- WRITTEN TASK
Locate the lines of the listing below that hold "Size", then copy each of them.

— start of EXERCISE DATA —

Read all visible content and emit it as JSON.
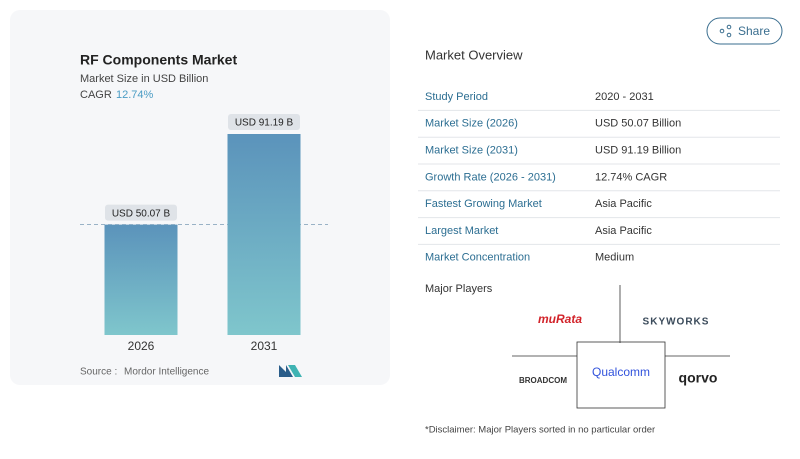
{
  "chart_data": {
    "type": "bar",
    "title": "RF Components Market",
    "subtitle": "Market Size in USD Billion",
    "cagr_label": "CAGR",
    "cagr": "12.74%",
    "categories": [
      "2026",
      "2031"
    ],
    "values": [
      50.07,
      91.19
    ],
    "value_labels": [
      "USD 50.07 B",
      "USD 91.19 B"
    ],
    "color_top": "#5b93bb",
    "color_bottom": "#7fc6cc"
  },
  "source": {
    "label": "Source :",
    "name": "Mordor Intelligence"
  },
  "share": "Share",
  "market_overview": {
    "title": "Market Overview",
    "rows": [
      [
        "Study Period",
        "2020 - 2031"
      ],
      [
        "Market Size (2026)",
        "USD 50.07 Billion"
      ],
      [
        "Market Size (2031)",
        "USD 91.19 Billion"
      ],
      [
        "Growth Rate (2026 - 2031)",
        "12.74% CAGR"
      ],
      [
        "Fastest Growing Market",
        "Asia Pacific"
      ],
      [
        "Largest Market",
        "Asia Pacific"
      ],
      [
        "Market Concentration",
        "Medium"
      ]
    ]
  },
  "major_players": {
    "title": "Major Players",
    "players": [
      "muRata",
      "SKYWORKS",
      "BROADCOM",
      "Qualcomm",
      "qorvo"
    ]
  },
  "disclaimer": "*Disclaimer: Major Players sorted in no particular order"
}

— end of EXERCISE DATA —

- EXERCISE OUTPUT
    "subtitle": "Market Size in USD Billion",
        "Market Size (2026)",
        "Market Size (2031)",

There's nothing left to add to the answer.